• [AIM]: Locate and copy each line in the data that contains the word "Overall".
___ MATERIAL PROVIDED ___
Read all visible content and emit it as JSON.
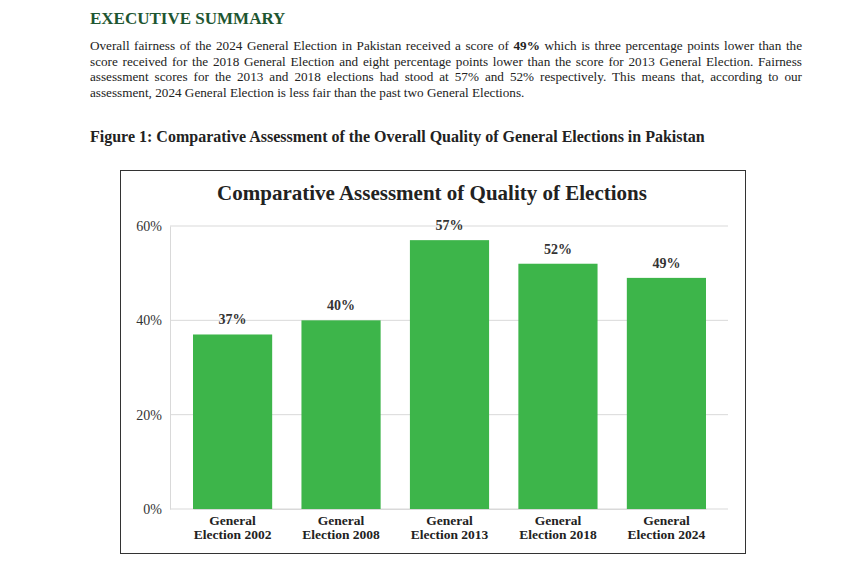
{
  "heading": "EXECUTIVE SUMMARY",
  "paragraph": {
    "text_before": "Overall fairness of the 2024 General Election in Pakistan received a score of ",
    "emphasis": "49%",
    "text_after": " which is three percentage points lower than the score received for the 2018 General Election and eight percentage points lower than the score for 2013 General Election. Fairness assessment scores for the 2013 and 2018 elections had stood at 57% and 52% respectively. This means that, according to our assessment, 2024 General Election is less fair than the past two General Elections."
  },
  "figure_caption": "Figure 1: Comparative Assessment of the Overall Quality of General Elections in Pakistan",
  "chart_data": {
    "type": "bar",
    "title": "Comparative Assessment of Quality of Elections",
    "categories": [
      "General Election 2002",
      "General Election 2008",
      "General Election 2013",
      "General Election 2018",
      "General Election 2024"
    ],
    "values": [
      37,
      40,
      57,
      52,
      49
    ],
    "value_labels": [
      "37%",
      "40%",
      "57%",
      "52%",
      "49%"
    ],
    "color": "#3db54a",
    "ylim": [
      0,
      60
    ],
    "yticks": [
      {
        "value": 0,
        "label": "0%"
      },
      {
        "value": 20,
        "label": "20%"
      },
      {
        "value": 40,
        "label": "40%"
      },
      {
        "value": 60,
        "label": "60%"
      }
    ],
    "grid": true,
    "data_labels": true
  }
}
___
• [ANSWER TO THE PROBLEM]:
    "text_before": "Overall fairness of the 2024 General Election in Pakistan received a score of ",
  "figure_caption": "Figure 1: Comparative Assessment of the Overall Quality of General Elections in Pakistan",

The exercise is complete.